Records
>> BEGIN

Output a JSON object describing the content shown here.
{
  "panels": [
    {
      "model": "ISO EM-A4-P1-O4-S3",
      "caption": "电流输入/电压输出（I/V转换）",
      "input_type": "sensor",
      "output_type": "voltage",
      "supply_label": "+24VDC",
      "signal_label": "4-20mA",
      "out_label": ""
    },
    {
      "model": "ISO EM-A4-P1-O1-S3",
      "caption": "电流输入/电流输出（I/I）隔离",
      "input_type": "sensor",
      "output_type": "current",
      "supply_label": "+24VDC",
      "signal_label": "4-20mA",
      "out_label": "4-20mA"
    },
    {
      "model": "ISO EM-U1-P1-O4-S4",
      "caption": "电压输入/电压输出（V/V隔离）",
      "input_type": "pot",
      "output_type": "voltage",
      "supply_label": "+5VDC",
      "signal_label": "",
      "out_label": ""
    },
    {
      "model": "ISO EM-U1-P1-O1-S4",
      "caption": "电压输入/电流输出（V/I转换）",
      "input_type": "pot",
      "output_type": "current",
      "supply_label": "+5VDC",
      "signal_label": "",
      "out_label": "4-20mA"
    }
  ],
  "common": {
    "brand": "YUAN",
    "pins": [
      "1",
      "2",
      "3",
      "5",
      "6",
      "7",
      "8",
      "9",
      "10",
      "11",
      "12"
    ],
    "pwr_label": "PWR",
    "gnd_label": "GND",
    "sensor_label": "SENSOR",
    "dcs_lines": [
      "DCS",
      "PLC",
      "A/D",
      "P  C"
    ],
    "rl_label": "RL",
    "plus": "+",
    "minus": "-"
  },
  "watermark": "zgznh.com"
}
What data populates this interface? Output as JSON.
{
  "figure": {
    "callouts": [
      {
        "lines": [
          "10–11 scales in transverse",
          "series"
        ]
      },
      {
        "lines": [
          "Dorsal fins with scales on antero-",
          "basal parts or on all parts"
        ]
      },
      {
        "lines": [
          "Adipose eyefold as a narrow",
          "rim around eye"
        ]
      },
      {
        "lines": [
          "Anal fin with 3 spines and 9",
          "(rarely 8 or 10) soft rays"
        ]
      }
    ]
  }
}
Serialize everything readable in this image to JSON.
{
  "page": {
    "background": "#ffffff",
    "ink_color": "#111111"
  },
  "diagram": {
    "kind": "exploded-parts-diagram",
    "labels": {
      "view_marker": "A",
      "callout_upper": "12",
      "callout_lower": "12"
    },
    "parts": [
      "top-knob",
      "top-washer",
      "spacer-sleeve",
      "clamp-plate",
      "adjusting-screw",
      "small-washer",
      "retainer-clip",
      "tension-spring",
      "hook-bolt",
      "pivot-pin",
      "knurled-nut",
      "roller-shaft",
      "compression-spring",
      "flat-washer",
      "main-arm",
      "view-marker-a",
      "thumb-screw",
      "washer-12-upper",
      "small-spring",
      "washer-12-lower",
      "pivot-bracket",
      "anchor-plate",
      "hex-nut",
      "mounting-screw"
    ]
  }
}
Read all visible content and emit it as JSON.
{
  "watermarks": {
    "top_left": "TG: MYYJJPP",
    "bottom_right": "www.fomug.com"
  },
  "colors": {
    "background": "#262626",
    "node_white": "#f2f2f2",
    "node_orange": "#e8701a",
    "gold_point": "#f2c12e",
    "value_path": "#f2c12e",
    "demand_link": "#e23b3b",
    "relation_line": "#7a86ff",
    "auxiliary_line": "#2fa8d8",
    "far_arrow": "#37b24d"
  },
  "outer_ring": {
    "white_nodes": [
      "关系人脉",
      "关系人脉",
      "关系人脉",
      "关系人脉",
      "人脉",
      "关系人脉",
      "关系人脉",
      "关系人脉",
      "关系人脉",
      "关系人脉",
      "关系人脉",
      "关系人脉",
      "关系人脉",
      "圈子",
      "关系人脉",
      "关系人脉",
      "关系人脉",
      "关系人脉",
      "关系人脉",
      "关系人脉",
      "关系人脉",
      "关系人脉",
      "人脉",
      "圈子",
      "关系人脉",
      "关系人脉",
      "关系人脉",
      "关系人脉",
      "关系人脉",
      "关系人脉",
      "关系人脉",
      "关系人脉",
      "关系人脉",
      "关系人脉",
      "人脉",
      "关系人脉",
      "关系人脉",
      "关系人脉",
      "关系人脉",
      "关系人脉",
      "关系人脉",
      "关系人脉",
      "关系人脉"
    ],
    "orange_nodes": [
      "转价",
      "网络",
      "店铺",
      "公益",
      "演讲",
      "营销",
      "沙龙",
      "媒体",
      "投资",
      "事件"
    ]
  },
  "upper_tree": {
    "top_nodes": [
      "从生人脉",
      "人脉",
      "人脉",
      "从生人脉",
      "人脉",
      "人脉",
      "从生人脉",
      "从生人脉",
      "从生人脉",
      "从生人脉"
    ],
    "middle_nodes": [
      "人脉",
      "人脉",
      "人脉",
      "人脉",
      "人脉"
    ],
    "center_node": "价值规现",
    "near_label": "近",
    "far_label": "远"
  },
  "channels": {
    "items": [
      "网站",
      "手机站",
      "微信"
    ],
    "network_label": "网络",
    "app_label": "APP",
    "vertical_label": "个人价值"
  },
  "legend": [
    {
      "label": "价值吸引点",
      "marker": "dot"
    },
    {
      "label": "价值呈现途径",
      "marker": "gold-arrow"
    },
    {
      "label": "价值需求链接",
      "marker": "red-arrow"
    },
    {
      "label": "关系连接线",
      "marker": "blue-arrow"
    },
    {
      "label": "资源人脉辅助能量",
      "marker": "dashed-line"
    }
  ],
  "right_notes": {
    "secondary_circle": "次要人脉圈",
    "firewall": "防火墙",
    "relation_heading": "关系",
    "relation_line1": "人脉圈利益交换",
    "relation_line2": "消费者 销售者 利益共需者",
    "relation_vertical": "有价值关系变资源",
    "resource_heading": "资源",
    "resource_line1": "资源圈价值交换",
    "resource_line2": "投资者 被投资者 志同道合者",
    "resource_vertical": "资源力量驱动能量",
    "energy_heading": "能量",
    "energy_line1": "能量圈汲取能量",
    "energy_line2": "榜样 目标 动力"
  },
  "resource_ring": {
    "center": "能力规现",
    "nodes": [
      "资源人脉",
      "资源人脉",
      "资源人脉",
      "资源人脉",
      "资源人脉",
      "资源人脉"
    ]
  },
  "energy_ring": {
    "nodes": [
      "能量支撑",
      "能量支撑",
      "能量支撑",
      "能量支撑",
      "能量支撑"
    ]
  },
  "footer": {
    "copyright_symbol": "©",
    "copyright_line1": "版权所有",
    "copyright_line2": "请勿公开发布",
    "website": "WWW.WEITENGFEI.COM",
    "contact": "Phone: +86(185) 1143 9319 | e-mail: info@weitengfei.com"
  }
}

>> END

What is required: Pick out all the lines with the word "content" in them and copy them.

Task solution:
Output a JSON object describing the content shown here.
Read all visible content and emit it as JSON.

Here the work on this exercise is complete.